### Material supplied
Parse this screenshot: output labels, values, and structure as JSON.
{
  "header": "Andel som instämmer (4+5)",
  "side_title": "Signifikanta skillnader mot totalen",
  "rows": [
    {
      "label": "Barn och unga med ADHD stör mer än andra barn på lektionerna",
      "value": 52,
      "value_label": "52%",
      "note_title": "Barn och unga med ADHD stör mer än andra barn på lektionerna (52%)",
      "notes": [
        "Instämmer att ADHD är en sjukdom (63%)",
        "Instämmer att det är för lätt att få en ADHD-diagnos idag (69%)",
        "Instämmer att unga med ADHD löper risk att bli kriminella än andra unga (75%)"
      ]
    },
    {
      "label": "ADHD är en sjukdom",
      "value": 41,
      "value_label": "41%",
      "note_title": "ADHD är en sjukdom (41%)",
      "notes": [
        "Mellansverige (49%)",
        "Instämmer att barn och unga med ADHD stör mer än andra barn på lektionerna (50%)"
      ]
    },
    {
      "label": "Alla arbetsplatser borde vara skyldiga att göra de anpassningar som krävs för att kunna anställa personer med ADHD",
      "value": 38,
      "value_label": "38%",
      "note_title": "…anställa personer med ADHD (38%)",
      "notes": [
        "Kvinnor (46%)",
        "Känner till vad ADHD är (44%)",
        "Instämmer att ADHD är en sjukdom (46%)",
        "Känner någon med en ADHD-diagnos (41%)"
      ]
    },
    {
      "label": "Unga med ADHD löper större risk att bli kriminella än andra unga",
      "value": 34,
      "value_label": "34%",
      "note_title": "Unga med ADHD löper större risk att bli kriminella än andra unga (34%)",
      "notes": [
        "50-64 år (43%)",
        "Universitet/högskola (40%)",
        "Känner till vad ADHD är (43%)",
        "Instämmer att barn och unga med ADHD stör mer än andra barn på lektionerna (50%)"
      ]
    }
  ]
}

### Problem to work on
Nothing should be left out: return all of the records exactly.

### Finished answer
Parse this screenshot: output labels, values, and structure as JSON.
{
  "header": "Andel som instämmer (4+5)",
  "side_title": "Signifikanta skillnader mot totalen",
  "rows": [
    {
      "label": "Barn och unga med ADHD stör mer än andra barn på lektionerna",
      "value": 52,
      "value_label": "52%",
      "note_title": "Barn och unga med ADHD stör mer än andra barn på lektionerna (52%)",
      "notes": [
        "Instämmer att ADHD är en sjukdom (63%)",
        "Instämmer att det är för lätt att få en ADHD-diagnos idag (69%)",
        "Instämmer att unga med ADHD löper risk att bli kriminella än andra unga (75%)"
      ]
    },
    {
      "label": "ADHD är en sjukdom",
      "value": 41,
      "value_label": "41%",
      "note_title": "ADHD är en sjukdom (41%)",
      "notes": [
        "Mellansverige (49%)",
        "Instämmer att barn och unga med ADHD stör mer än andra barn på lektionerna (50%)"
      ]
    },
    {
      "label": "Alla arbetsplatser borde vara skyldiga att göra de anpassningar som krävs för att kunna anställa personer med ADHD",
      "value": 38,
      "value_label": "38%",
      "note_title": "…anställa personer med ADHD (38%)",
      "notes": [
        "Kvinnor (46%)",
        "Känner till vad ADHD är (44%)",
        "Instämmer att ADHD är en sjukdom (46%)",
        "Känner någon med en ADHD-diagnos (41%)"
      ]
    },
    {
      "label": "Unga med ADHD löper större risk att bli kriminella än andra unga",
      "value": 34,
      "value_label": "34%",
      "note_title": "Unga med ADHD löper större risk att bli kriminella än andra unga (34%)",
      "notes": [
        "50-64 år (43%)",
        "Universitet/högskola (40%)",
        "Känner till vad ADHD är (43%)",
        "Instämmer att barn och unga med ADHD stör mer än andra barn på lektionerna (50%)"
      ]
    }
  ]
}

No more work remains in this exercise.